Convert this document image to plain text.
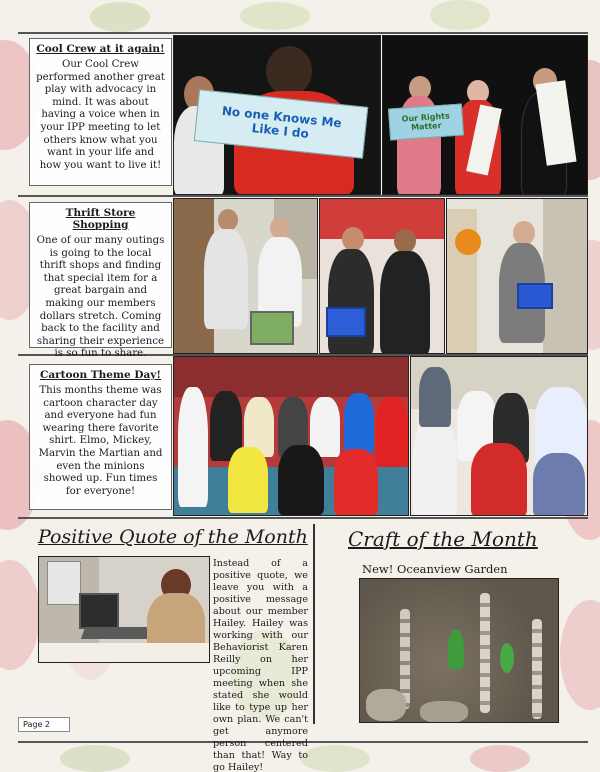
Cool Crew at it again!

Our Cool Crew performed another great play with advocacy in mind. It was about having a voice when in your IPP meeting to let others know what you want in your life and how you want to live it!

No one Knows Me Like I do
Our Rights Matter
Thrift Store Shopping

One of our many outings is going to the local thrift shops and finding that special item for a great bargain and making our members dollars stretch. Coming back to the facility and sharing their experience is so fun to share.

Cartoon Theme Day!

This months theme was cartoon character day and everyone had fun wearing there favorite shirt. Elmo, Mickey, Marvin the Martian and even the minions showed up. Fun times for everyone!

Positive Quote of the Month
Instead of a positive quote, we leave you with a positive message about our member Hailey. Hailey was working with our Behaviorist Karen Reilly on her upcoming IPP meeting when she stated she would like to type up her own plan. We can't get anymore person centered than that! Way to go Hailey!
Craft of the Month
New! Oceanview Garden
Page 2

--------------------------------

§ **WRITTEN TASK**
Reproduce the full listing faithfully, but do not carry over any pictures.

§ **ANSWER FOR THE TASK**
Convert this document image to plain text.
Cool Crew at it again!

Our Cool Crew performed another great play with advocacy in mind. It was about having a voice when in your IPP meeting to let others know what you want in your life and how you want to live it!

No one Knows Me Like I do
Our Rights Matter
Thrift Store Shopping

One of our many outings is going to the local thrift shops and finding that special item for a great bargain and making our members dollars stretch. Coming back to the facility and sharing their experience is so fun to share.

Cartoon Theme Day!

This months theme was cartoon character day and everyone had fun wearing there favorite shirt. Elmo, Mickey, Marvin the Martian and even the minions showed up. Fun times for everyone!

Positive Quote of the Month
Instead of a positive quote, we leave you with a positive message about our member Hailey. Hailey was working with our Behaviorist Karen Reilly on her upcoming IPP meeting when she stated she would like to type up her own plan. We can't get anymore person centered than that! Way to go Hailey!
Craft of the Month
New! Oceanview Garden
Page 2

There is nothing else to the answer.